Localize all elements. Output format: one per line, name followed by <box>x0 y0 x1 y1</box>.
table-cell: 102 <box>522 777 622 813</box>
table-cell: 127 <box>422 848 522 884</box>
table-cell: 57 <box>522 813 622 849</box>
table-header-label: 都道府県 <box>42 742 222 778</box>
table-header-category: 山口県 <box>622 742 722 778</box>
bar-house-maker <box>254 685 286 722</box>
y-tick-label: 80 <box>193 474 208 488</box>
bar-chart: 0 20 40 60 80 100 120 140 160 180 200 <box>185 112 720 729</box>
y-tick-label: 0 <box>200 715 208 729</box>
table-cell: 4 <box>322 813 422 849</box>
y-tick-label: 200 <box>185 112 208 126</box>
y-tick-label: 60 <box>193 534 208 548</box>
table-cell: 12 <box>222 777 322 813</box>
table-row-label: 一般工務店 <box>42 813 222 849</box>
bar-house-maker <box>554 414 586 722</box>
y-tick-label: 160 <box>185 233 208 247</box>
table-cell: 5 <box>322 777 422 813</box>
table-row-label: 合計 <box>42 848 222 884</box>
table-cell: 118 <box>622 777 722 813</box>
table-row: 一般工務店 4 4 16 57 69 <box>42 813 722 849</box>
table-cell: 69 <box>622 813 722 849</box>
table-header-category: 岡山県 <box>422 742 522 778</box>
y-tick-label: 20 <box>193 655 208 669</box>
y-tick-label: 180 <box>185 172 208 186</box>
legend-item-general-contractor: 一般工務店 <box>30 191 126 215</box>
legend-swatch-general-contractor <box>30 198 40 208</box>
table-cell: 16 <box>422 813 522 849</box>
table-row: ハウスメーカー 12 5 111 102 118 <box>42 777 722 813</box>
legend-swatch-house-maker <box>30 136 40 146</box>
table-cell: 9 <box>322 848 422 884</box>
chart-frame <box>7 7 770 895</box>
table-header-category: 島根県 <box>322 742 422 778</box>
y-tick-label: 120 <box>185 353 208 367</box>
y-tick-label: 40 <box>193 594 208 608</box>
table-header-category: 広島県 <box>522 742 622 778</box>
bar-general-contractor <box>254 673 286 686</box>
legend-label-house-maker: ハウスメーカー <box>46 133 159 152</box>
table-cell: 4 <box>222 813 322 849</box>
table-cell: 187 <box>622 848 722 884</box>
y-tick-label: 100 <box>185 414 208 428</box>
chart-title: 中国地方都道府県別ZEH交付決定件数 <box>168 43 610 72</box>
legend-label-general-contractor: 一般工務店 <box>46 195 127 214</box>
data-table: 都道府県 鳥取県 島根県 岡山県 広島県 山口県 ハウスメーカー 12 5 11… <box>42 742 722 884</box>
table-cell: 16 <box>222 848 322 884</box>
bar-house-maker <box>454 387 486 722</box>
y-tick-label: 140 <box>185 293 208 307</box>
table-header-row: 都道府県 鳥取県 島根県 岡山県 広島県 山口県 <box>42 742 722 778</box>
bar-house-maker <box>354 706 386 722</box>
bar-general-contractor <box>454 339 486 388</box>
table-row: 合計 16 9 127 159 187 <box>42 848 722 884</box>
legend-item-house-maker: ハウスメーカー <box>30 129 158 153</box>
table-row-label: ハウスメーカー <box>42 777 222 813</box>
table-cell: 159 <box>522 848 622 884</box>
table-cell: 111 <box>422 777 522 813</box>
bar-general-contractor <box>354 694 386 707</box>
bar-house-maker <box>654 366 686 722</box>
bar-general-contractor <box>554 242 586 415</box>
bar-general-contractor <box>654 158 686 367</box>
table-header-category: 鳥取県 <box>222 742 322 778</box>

GIVEN PROBLEM: Copy out all of the items above without changing a single character, keeping each one on its own line.

CORRECT ANSWER:
Localize all elements. Output format: one per line, name followed by <box>x0 y0 x1 y1</box>.
table-cell: 102 <box>522 777 622 813</box>
table-cell: 127 <box>422 848 522 884</box>
table-cell: 57 <box>522 813 622 849</box>
table-header-label: 都道府県 <box>42 742 222 778</box>
table-header-category: 山口県 <box>622 742 722 778</box>
bar-house-maker <box>254 685 286 722</box>
y-tick-label: 80 <box>193 474 208 488</box>
bar-chart: 0 20 40 60 80 100 120 140 160 180 200 <box>185 112 720 729</box>
y-tick-label: 0 <box>200 715 208 729</box>
table-cell: 4 <box>322 813 422 849</box>
y-tick-label: 200 <box>185 112 208 126</box>
y-tick-label: 60 <box>193 534 208 548</box>
table-cell: 12 <box>222 777 322 813</box>
table-row-label: 一般工務店 <box>42 813 222 849</box>
bar-house-maker <box>554 414 586 722</box>
y-tick-label: 160 <box>185 233 208 247</box>
table-cell: 5 <box>322 777 422 813</box>
table-row-label: 合計 <box>42 848 222 884</box>
table-cell: 118 <box>622 777 722 813</box>
table-row: 一般工務店 4 4 16 57 69 <box>42 813 722 849</box>
table-cell: 69 <box>622 813 722 849</box>
table-header-category: 岡山県 <box>422 742 522 778</box>
y-tick-label: 20 <box>193 655 208 669</box>
y-tick-label: 180 <box>185 172 208 186</box>
legend-item-general-contractor: 一般工務店 <box>30 191 126 215</box>
legend-swatch-general-contractor <box>30 198 40 208</box>
table-cell: 16 <box>422 813 522 849</box>
table-row: ハウスメーカー 12 5 111 102 118 <box>42 777 722 813</box>
legend-swatch-house-maker <box>30 136 40 146</box>
table-cell: 9 <box>322 848 422 884</box>
chart-frame <box>7 7 770 895</box>
table-header-category: 島根県 <box>322 742 422 778</box>
y-tick-label: 120 <box>185 353 208 367</box>
y-tick-label: 40 <box>193 594 208 608</box>
table-header-category: 広島県 <box>522 742 622 778</box>
bar-general-contractor <box>254 673 286 686</box>
legend-label-house-maker: ハウスメーカー <box>46 133 159 152</box>
table-cell: 4 <box>222 813 322 849</box>
table-cell: 187 <box>622 848 722 884</box>
y-tick-label: 100 <box>185 414 208 428</box>
chart-title: 中国地方都道府県別ZEH交付決定件数 <box>168 43 610 72</box>
legend-label-general-contractor: 一般工務店 <box>46 195 127 214</box>
data-table: 都道府県 鳥取県 島根県 岡山県 広島県 山口県 ハウスメーカー 12 5 11… <box>42 742 722 884</box>
table-cell: 16 <box>222 848 322 884</box>
bar-house-maker <box>454 387 486 722</box>
y-tick-label: 140 <box>185 293 208 307</box>
table-header-row: 都道府県 鳥取県 島根県 岡山県 広島県 山口県 <box>42 742 722 778</box>
bar-house-maker <box>354 706 386 722</box>
bar-general-contractor <box>454 339 486 388</box>
table-row: 合計 16 9 127 159 187 <box>42 848 722 884</box>
legend-item-house-maker: ハウスメーカー <box>30 129 158 153</box>
table-row-label: ハウスメーカー <box>42 777 222 813</box>
table-cell: 159 <box>522 848 622 884</box>
table-cell: 111 <box>422 777 522 813</box>
bar-general-contractor <box>354 694 386 707</box>
bar-house-maker <box>654 366 686 722</box>
bar-general-contractor <box>554 242 586 415</box>
bar-general-contractor <box>654 158 686 367</box>
table-header-category: 鳥取県 <box>222 742 322 778</box>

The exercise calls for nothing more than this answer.